## [Exercise prompt]
Return all lines in the material below that contain "STIS".

Records that describe figures:

☆ ☆ ☆ ☆ ☆ ☆ ☆

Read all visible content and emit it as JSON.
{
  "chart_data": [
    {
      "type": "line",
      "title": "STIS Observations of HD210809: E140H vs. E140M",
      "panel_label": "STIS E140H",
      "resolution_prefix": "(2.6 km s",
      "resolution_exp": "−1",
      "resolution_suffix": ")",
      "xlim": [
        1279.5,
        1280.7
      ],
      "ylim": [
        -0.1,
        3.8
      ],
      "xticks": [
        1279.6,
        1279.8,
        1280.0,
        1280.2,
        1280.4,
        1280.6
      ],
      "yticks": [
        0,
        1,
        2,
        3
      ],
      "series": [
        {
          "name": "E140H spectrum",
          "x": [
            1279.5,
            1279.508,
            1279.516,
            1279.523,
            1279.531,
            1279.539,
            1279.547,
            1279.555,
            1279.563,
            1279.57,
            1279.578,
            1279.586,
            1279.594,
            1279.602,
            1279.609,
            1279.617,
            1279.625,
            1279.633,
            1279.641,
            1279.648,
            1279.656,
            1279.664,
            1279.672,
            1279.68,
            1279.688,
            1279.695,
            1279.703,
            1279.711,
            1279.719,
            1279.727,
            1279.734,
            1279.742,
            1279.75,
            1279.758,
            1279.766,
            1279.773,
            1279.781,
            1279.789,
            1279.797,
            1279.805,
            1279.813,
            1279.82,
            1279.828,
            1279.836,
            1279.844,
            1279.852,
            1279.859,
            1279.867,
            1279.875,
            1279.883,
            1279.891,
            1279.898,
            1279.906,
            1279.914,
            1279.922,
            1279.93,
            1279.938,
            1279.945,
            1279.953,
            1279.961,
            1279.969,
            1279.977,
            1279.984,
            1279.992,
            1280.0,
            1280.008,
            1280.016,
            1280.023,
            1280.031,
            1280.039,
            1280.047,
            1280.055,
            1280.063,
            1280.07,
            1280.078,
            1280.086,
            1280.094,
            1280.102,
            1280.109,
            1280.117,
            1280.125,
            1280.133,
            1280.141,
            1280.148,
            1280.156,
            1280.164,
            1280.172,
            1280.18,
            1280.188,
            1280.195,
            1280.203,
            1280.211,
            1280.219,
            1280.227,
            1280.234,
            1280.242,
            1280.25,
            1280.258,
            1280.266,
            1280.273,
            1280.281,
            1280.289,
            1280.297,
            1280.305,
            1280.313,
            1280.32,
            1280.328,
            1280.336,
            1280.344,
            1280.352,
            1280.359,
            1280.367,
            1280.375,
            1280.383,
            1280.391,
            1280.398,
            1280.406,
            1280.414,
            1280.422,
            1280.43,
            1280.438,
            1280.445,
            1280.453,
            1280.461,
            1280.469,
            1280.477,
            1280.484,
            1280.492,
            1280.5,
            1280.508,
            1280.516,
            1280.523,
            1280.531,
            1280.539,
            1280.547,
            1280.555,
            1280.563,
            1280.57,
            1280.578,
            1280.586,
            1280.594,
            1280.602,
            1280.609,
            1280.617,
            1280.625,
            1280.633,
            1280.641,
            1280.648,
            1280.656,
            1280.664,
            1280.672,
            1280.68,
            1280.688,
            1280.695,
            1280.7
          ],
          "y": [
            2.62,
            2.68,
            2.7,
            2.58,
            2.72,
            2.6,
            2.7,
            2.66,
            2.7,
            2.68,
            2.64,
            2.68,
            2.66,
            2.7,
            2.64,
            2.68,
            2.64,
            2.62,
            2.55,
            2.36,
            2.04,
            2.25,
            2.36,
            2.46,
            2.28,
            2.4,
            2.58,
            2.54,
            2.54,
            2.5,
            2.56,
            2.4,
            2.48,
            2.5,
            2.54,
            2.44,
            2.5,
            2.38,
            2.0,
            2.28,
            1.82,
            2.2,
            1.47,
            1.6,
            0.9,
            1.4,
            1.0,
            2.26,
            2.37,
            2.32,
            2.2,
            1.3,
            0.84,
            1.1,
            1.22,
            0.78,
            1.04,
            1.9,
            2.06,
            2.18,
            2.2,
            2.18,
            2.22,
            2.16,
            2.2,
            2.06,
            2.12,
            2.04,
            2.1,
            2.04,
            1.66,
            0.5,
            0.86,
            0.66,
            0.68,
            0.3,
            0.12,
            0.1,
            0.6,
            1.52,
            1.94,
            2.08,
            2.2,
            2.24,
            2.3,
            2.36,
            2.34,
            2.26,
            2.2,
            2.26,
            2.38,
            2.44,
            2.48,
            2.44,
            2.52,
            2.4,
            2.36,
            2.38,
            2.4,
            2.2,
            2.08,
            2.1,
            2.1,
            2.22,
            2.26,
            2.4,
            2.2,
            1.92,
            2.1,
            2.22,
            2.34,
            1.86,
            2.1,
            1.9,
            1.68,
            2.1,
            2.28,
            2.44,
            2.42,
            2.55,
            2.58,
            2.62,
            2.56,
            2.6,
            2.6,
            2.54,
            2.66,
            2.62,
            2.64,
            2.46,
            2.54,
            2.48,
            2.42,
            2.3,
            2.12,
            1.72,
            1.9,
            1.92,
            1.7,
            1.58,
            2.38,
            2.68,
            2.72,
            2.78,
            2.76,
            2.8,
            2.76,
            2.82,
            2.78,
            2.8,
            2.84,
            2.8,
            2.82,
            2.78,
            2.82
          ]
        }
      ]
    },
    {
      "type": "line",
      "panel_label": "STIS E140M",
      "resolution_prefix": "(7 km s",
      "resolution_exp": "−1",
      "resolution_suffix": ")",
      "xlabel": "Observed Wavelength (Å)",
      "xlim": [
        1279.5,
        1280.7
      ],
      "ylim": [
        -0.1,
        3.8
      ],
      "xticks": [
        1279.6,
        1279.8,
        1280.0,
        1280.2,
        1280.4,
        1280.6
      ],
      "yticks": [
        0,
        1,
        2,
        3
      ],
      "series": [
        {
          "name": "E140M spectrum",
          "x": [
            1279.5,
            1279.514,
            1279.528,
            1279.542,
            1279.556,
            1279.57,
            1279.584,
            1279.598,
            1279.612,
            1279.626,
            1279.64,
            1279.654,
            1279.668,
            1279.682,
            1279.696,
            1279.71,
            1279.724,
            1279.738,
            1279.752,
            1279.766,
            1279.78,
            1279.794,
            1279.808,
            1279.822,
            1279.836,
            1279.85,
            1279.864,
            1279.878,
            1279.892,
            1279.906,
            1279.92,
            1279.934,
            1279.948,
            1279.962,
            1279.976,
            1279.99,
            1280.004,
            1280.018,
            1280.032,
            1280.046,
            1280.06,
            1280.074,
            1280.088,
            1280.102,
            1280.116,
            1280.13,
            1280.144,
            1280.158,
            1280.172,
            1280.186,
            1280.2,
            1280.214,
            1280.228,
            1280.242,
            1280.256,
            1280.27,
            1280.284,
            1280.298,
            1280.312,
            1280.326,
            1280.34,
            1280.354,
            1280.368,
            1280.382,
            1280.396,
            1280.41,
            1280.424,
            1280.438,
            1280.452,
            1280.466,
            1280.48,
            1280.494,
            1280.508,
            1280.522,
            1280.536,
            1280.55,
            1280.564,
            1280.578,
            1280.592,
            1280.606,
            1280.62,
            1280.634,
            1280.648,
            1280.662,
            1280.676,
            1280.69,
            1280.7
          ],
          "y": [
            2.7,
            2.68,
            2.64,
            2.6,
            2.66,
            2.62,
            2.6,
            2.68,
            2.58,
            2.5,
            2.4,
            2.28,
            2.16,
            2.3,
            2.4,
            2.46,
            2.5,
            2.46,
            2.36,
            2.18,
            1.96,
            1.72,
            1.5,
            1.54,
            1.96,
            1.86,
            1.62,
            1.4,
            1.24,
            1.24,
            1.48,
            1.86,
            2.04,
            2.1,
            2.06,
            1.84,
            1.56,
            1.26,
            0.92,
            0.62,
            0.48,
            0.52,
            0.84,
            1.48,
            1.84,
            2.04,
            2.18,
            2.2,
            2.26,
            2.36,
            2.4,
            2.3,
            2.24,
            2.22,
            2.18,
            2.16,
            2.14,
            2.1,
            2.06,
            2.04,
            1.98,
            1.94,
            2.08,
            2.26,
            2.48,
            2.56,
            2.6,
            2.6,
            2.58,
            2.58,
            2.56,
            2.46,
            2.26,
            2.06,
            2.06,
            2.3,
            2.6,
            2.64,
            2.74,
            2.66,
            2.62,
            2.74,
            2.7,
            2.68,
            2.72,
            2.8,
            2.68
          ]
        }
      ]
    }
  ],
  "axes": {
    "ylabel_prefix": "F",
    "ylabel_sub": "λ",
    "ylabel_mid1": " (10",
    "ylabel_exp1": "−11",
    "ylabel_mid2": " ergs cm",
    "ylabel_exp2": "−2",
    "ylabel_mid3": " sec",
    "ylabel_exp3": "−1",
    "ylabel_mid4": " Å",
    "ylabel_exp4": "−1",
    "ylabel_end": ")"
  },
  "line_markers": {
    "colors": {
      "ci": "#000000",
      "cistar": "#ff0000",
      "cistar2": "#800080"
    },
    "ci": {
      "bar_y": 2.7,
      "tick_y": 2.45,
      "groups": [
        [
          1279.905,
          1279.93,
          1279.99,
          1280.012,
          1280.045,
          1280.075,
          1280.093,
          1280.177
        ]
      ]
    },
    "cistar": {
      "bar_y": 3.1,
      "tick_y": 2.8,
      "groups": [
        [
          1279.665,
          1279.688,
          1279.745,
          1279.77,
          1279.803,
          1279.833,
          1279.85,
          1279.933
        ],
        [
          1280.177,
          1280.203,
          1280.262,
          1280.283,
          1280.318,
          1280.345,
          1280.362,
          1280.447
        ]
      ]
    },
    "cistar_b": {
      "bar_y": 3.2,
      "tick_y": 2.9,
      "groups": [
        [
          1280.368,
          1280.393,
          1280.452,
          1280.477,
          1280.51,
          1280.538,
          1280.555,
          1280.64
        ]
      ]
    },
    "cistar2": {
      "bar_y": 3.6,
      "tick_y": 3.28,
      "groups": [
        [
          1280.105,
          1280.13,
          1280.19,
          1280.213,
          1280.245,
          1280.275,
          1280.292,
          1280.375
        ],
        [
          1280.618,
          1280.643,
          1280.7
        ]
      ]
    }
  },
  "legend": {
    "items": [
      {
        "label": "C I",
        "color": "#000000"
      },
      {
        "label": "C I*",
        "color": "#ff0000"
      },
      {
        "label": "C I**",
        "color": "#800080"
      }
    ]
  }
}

☆ ☆ ☆ ☆ ☆ ☆ ☆

## [Complete response]
      "title": "STIS Observations of HD210809: E140H vs. E140M",
      "panel_label": "STIS E140H",
      "panel_label": "STIS E140M",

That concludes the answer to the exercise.